*** MATERIAL SHOWN
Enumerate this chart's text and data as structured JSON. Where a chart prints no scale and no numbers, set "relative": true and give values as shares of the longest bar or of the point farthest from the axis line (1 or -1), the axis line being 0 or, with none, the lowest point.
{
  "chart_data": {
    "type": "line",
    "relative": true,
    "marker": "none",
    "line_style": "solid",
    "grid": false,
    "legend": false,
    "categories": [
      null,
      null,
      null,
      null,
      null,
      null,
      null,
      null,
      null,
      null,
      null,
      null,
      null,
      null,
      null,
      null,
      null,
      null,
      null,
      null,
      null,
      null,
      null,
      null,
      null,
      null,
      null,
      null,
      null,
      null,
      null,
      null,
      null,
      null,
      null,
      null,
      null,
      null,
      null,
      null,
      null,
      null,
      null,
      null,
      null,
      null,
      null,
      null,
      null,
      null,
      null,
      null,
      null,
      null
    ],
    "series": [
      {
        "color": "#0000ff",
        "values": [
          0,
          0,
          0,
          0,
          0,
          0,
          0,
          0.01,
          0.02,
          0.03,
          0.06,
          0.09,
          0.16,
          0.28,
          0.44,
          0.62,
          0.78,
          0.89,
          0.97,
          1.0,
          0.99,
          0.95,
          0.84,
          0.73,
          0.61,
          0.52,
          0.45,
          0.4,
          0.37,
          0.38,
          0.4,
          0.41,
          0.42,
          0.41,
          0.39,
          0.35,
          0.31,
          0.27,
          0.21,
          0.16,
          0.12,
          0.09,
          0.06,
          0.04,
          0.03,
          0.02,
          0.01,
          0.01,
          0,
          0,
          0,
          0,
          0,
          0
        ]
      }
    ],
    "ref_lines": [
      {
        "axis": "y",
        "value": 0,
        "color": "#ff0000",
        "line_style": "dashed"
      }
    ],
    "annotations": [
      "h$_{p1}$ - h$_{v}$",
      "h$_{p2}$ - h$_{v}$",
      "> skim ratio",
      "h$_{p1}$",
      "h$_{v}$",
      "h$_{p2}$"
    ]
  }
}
******
**TASK PROMPT**
All of the records must be repeated exactly.

**EXPECTED ANSWER**
Enumerate this chart's text and data as structured JSON. Where a chart prints no scale and no numbers, set "relative": true and give values as shares of the longest bar or of the point farthest from the axis line (1 or -1), the axis line being 0 or, with none, the lowest point.
{
  "chart_data": {
    "type": "line",
    "relative": true,
    "marker": "none",
    "line_style": "solid",
    "grid": false,
    "legend": false,
    "categories": [
      null,
      null,
      null,
      null,
      null,
      null,
      null,
      null,
      null,
      null,
      null,
      null,
      null,
      null,
      null,
      null,
      null,
      null,
      null,
      null,
      null,
      null,
      null,
      null,
      null,
      null,
      null,
      null,
      null,
      null,
      null,
      null,
      null,
      null,
      null,
      null,
      null,
      null,
      null,
      null,
      null,
      null,
      null,
      null,
      null,
      null,
      null,
      null,
      null,
      null,
      null,
      null,
      null,
      null
    ],
    "series": [
      {
        "color": "#0000ff",
        "values": [
          0,
          0,
          0,
          0,
          0,
          0,
          0,
          0.01,
          0.02,
          0.03,
          0.06,
          0.09,
          0.16,
          0.28,
          0.44,
          0.62,
          0.78,
          0.89,
          0.97,
          1.0,
          0.99,
          0.95,
          0.84,
          0.73,
          0.61,
          0.52,
          0.45,
          0.4,
          0.37,
          0.38,
          0.4,
          0.41,
          0.42,
          0.41,
          0.39,
          0.35,
          0.31,
          0.27,
          0.21,
          0.16,
          0.12,
          0.09,
          0.06,
          0.04,
          0.03,
          0.02,
          0.01,
          0.01,
          0,
          0,
          0,
          0,
          0,
          0
        ]
      }
    ],
    "ref_lines": [
      {
        "axis": "y",
        "value": 0,
        "color": "#ff0000",
        "line_style": "dashed"
      }
    ],
    "annotations": [
      "h$_{p1}$ - h$_{v}$",
      "h$_{p2}$ - h$_{v}$",
      "> skim ratio",
      "h$_{p1}$",
      "h$_{v}$",
      "h$_{p2}$"
    ]
  }
}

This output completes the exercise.